What is asked: Render the following material again verbatim, leaving nothing out.

[Saved entries]
>> START

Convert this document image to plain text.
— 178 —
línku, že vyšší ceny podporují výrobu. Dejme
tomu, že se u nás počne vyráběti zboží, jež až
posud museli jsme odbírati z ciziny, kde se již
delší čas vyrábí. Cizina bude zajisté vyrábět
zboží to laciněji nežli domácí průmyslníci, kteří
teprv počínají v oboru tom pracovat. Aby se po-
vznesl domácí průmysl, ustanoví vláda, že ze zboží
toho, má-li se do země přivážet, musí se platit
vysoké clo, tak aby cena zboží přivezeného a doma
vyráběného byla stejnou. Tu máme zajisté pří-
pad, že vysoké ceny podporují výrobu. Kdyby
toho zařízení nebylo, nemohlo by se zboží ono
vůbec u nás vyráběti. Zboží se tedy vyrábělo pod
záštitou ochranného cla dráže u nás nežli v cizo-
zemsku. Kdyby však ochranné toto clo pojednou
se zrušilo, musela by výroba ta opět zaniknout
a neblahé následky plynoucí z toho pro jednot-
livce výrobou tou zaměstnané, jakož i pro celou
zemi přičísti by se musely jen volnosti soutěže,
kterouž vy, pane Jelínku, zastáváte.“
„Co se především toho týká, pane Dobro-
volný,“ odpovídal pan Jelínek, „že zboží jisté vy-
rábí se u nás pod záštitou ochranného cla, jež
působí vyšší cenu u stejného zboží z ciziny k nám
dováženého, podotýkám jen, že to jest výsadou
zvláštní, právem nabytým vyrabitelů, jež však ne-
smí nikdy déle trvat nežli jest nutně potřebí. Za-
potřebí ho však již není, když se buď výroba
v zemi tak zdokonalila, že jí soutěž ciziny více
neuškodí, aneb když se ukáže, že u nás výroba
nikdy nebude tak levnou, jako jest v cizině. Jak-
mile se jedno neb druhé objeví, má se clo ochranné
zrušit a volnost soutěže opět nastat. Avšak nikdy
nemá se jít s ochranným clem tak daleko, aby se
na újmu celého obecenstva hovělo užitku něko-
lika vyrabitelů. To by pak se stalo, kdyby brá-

>> END

Result:
Convert this document image to plain text.
— 178 —
línku, že vyšší ceny podporují výrobu. Dejme
tomu, že se u nás počne vyráběti zboží, jež až
posud museli jsme odbírati z ciziny, kde se již
delší čas vyrábí. Cizina bude zajisté vyrábět
zboží to laciněji nežli domácí průmyslníci, kteří
teprv počínají v oboru tom pracovat. Aby se po-
vznesl domácí průmysl, ustanoví vláda, že ze zboží
toho, má-li se do země přivážet, musí se platit
vysoké clo, tak aby cena zboží přivezeného a doma
vyráběného byla stejnou. Tu máme zajisté pří-
pad, že vysoké ceny podporují výrobu. Kdyby
toho zařízení nebylo, nemohlo by se zboží ono
vůbec u nás vyráběti. Zboží se tedy vyrábělo pod
záštitou ochranného cla dráže u nás nežli v cizo-
zemsku. Kdyby však ochranné toto clo pojednou
se zrušilo, musela by výroba ta opět zaniknout
a neblahé následky plynoucí z toho pro jednot-
livce výrobou tou zaměstnané, jakož i pro celou
zemi přičísti by se musely jen volnosti soutěže,
kterouž vy, pane Jelínku, zastáváte.“
„Co se především toho týká, pane Dobro-
volný,“ odpovídal pan Jelínek, „že zboží jisté vy-
rábí se u nás pod záštitou ochranného cla, jež
působí vyšší cenu u stejného zboží z ciziny k nám
dováženého, podotýkám jen, že to jest výsadou
zvláštní, právem nabytým vyrabitelů, jež však ne-
smí nikdy déle trvat nežli jest nutně potřebí. Za-
potřebí ho však již není, když se buď výroba
v zemi tak zdokonalila, že jí soutěž ciziny více
neuškodí, aneb když se ukáže, že u nás výroba
nikdy nebude tak levnou, jako jest v cizině. Jak-
mile se jedno neb druhé objeví, má se clo ochranné
zrušit a volnost soutěže opět nastat. Avšak nikdy
nemá se jít s ochranným clem tak daleko, aby se
na újmu celého obecenstva hovělo užitku něko-
lika vyrabitelů. To by pak se stalo, kdyby brá-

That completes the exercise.